* **EXERCISE**: Look through the data below. Collect every line where the word "JSON" occurs.

Records from a dataset:

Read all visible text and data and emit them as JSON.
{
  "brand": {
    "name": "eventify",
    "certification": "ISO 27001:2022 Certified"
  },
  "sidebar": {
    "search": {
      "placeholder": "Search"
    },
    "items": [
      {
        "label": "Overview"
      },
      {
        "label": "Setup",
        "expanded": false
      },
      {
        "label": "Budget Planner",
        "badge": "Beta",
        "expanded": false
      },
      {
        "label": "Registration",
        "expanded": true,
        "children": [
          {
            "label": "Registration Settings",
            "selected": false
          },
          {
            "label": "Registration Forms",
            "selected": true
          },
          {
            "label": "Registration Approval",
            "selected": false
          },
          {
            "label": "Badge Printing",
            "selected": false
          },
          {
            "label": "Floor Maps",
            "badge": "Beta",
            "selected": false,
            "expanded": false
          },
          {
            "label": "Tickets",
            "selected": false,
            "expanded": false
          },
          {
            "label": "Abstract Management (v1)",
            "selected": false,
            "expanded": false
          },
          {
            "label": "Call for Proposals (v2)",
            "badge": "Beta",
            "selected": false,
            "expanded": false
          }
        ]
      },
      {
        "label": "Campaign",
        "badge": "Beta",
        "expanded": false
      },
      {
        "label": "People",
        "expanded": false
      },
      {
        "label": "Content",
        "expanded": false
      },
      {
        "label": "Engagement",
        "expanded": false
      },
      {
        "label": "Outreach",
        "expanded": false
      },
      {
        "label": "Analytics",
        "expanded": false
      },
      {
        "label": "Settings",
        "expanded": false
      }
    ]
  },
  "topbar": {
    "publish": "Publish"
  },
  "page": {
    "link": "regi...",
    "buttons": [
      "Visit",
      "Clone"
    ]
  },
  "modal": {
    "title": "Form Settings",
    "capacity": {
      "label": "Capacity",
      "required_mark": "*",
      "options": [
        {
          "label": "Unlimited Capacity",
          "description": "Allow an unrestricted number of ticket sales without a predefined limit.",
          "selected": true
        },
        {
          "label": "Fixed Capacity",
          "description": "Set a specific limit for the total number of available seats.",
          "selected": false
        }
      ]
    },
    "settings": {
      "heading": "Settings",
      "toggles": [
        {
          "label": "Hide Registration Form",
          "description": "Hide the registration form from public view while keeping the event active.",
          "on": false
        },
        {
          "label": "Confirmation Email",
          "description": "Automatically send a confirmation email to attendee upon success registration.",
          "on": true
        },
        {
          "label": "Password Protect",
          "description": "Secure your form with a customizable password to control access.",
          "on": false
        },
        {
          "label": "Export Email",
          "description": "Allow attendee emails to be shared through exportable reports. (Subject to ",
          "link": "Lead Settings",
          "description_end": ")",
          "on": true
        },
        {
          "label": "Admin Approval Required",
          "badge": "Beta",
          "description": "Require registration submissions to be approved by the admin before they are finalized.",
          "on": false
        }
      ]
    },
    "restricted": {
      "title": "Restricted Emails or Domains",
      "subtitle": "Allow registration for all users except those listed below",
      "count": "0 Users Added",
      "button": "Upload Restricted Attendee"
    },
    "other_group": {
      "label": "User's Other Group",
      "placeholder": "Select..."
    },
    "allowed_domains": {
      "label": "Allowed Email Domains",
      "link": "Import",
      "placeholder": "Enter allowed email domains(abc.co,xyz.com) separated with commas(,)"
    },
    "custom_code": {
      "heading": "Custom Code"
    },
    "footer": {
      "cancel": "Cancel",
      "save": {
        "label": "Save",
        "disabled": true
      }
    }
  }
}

---

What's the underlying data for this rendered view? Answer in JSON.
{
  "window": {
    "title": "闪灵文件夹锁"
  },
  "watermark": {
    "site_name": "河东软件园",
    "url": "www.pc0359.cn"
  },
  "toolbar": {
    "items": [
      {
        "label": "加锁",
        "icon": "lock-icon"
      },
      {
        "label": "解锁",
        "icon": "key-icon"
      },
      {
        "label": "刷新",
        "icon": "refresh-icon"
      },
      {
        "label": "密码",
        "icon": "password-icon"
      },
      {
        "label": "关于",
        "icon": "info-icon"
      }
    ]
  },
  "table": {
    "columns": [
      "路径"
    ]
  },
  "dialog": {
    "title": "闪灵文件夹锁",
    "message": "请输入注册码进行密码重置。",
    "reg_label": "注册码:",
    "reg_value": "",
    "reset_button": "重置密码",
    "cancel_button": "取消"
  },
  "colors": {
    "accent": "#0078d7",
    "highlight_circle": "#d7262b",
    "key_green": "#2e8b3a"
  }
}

* **COMPLETED TASK**:
Read all visible text and data and emit them as JSON.
What's the underlying data for this rendered view? Answer in JSON.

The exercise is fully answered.